ZU LÖSENDE AUFGABEN:
1) Bis zu welchem Datum muss der Gesetzgeber laut dem Text zum Tarifeinheitsgesetz eine Neuregelung schaffen?
2) Geben Sie aus dem Text zum Tarifeinheitsgesetz den Abschnitt von „Bundesverfassungsgericht bestätigt Wellenreuthers“ bis einschließlich „Mitgliedern kleiner Gewerkschaften.“ wortgetreu aus.

ZU LESENDER TEXT:
<<<<
Bundesverfassungsgericht bestätigt Wellenreuthers Rechtsauffassung: Tarifeinheitsgesetz teilweise verfassungswidrig

11.07.2017

Der Karlsruher CDU-Bundestagsabgeordnete Ingo Wellenreuther hatte am 22. Mai 2015 im Deutschen Bundestag aus verfassungsrechtlichen Bedenken gegen das Tarifeinheitsgesetz von Bundesarbeitsministerin Andrea Nahles gestimmt. Mit seinem heutigen Urteil bestätigt das Bundesverfassungsgericht diese Rechtsauffassung: Der zentrale Paragraph 4a verletzt die Rechte von Mitgliedern kleiner Gewerkschaften.

„Das Bundesverfassungsgericht hat festgestellt, dass das Tarifeinheitsgesetz teilweise nicht mit Art. 9 Abs. 3 des Grundgesetzes vereinbar ist. Begründet wurde dies damit, dass Vorkehrungen fehlen, die sicherstellen, dass die Interessen der in kleinen Gewerkschaften organisierten Berufsgruppen berücksichtigt werden, wenn deren Tarifvertrag durch den der Mehrheitsgewerkschaft verdrängt wird“, erläutert Wellenreuther.

„Das Bundesverfassungsgericht hat dem Gesetzgeber nun bis zum 31. Dezember 2018 Zeit gegeben, um diesbezüglich Abhilfe zu schaffen. Bis zu dieser Neuregelung darf ein Tarifvertrag im Fall einer Kollision im Betrieb nur unter einer Bedingung verdrängt werden: Es muss plausibel dargelegt werden, dass die Mehrheitsgewerkschaft die Belange der Angehörigen der Minderheitsgewerkschaft ernsthaft und wirksam in ihrem Tarifvertrag berücksichtigt hat. Mit dieser Maßgabe bleibt das Gesetz zunächst anwendbar“, erklärt Wellenreuther.

„Nach der Bundestagswahl am 24. September 2017 obliegt es dem neugewählten Bundestag, eine verfassungskonforme Neuregelung des Tarifvertragsgesetzes zu beschließen“, so Wellenreuther abschließend.
>>>>
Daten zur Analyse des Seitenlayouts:
<<<<
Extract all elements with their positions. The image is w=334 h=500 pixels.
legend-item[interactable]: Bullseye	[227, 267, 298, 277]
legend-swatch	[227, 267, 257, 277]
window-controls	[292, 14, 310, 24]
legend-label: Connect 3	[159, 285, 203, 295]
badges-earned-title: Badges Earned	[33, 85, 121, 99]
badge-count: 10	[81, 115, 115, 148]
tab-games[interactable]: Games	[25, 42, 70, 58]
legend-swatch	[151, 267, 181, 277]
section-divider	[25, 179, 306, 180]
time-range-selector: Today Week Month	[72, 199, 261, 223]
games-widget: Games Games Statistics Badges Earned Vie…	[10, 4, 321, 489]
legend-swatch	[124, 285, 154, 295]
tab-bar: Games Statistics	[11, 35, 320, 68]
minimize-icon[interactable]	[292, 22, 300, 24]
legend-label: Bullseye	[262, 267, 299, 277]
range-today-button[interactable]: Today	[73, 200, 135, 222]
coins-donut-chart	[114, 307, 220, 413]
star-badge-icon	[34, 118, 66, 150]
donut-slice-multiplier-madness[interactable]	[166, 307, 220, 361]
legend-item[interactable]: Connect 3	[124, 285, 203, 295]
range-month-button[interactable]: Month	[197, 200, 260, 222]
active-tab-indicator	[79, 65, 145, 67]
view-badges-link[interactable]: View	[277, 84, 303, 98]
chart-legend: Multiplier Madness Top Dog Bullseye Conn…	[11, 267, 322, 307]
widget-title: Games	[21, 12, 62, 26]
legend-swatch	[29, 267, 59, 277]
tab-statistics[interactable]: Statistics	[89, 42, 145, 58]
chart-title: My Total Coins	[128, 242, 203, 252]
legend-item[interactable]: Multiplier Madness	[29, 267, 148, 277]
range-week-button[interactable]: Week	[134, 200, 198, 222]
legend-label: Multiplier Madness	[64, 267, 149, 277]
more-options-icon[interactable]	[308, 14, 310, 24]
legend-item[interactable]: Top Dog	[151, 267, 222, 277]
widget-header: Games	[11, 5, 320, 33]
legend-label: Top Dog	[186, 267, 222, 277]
>>>>
LÖSUNGEN JE AUFGABE:
1) Bis zum 31. Dezember 2018.

2)
Bundesverfassungsgericht bestätigt Wellenreuthers Rechtsauffassung: Tarifeinheitsgesetz teilweise verfassungswidrig

11.07.2017

Der Karlsruher CDU-Bundestagsabgeordnete Ingo Wellenreuther hatte am 22. Mai 2015 im Deutschen Bundestag aus verfassungsrechtlichen Bedenken gegen das Tarifeinheitsgesetz von Bundesarbeitsministerin Andrea Nahles gestimmt. Mit seinem heutigen Urteil bestätigt das Bundesverfassungsgericht diese Rechtsauffassung: Der zentrale Paragraph 4a verletzt die Rechte von Mitgliedern kleiner Gewerkschaften.